▶ [Task to complete] Copy each line of the listing below exactly.

▶ [Supplied material]

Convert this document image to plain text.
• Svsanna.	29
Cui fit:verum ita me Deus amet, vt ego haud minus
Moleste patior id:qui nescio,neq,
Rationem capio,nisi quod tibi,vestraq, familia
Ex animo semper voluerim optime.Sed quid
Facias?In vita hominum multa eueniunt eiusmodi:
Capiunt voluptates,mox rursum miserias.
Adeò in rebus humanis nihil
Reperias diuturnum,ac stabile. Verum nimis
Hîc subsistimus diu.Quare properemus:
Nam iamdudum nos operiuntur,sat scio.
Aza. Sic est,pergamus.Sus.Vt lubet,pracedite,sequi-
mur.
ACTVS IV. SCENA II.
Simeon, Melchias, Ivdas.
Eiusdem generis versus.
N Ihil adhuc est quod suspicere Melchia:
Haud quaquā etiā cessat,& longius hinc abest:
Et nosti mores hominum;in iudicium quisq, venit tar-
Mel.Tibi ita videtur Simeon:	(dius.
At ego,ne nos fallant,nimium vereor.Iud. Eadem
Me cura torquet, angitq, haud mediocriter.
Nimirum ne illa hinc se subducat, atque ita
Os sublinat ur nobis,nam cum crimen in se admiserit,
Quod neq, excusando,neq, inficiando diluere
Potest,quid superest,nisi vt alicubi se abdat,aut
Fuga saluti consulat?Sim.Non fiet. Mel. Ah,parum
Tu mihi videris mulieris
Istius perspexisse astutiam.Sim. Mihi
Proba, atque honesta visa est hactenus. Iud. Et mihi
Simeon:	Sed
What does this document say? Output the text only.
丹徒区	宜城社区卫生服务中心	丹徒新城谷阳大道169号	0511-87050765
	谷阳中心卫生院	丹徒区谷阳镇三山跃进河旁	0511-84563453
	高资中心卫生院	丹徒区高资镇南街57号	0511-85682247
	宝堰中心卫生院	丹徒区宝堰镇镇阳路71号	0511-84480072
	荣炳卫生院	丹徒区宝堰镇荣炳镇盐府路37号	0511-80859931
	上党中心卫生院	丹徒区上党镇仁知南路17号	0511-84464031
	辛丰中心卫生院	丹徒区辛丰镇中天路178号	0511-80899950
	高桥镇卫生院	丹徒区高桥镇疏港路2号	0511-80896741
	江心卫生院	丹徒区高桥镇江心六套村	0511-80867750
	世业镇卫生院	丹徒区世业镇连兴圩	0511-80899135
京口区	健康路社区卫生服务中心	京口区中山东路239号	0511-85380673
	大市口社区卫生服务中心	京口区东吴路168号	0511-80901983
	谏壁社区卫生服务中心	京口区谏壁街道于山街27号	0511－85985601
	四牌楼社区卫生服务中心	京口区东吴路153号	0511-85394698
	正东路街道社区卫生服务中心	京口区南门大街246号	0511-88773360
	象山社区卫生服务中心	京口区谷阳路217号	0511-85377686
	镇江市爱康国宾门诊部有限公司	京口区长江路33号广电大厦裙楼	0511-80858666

▶ [Solution]
Convert this document image to plain text.
• Svsanna.	29
Cui fit:verum ita me Deus amet, vt ego haud minus
Moleste patior id:qui nescio,neq,
Rationem capio,nisi quod tibi,vestraq, familia
Ex animo semper voluerim optime.Sed quid
Facias?In vita hominum multa eueniunt eiusmodi:
Capiunt voluptates,mox rursum miserias.
Adeò in rebus humanis nihil
Reperias diuturnum,ac stabile. Verum nimis
Hîc subsistimus diu.Quare properemus:
Nam iamdudum nos operiuntur,sat scio.
Aza. Sic est,pergamus.Sus.Vt lubet,pracedite,sequi-
mur.
ACTVS IV. SCENA II.
Simeon, Melchias, Ivdas.
Eiusdem generis versus.
N Ihil adhuc est quod suspicere Melchia:
Haud quaquā etiā cessat,& longius hinc abest:
Et nosti mores hominum;in iudicium quisq, venit tar-
Mel.Tibi ita videtur Simeon:	(dius.
At ego,ne nos fallant,nimium vereor.Iud. Eadem
Me cura torquet, angitq, haud mediocriter.
Nimirum ne illa hinc se subducat, atque ita
Os sublinat ur nobis,nam cum crimen in se admiserit,
Quod neq, excusando,neq, inficiando diluere
Potest,quid superest,nisi vt alicubi se abdat,aut
Fuga saluti consulat?Sim.Non fiet. Mel. Ah,parum
Tu mihi videris mulieris
Istius perspexisse astutiam.Sim. Mihi
Proba, atque honesta visa est hactenus. Iud. Et mihi
Simeon:	Sed
What does this document say? Output the text only.
丹徒区	宜城社区卫生服务中心	丹徒新城谷阳大道169号	0511-87050765
	谷阳中心卫生院	丹徒区谷阳镇三山跃进河旁	0511-84563453
	高资中心卫生院	丹徒区高资镇南街57号	0511-85682247
	宝堰中心卫生院	丹徒区宝堰镇镇阳路71号	0511-84480072
	荣炳卫生院	丹徒区宝堰镇荣炳镇盐府路37号	0511-80859931
	上党中心卫生院	丹徒区上党镇仁知南路17号	0511-84464031
	辛丰中心卫生院	丹徒区辛丰镇中天路178号	0511-80899950
	高桥镇卫生院	丹徒区高桥镇疏港路2号	0511-80896741
	江心卫生院	丹徒区高桥镇江心六套村	0511-80867750
	世业镇卫生院	丹徒区世业镇连兴圩	0511-80899135
京口区	健康路社区卫生服务中心	京口区中山东路239号	0511-85380673
	大市口社区卫生服务中心	京口区东吴路168号	0511-80901983
	谏壁社区卫生服务中心	京口区谏壁街道于山街27号	0511－85985601
	四牌楼社区卫生服务中心	京口区东吴路153号	0511-85394698
	正东路街道社区卫生服务中心	京口区南门大街246号	0511-88773360
	象山社区卫生服务中心	京口区谷阳路217号	0511-85377686
	镇江市爱康国宾门诊部有限公司	京口区长江路33号广电大厦裙楼	0511-80858666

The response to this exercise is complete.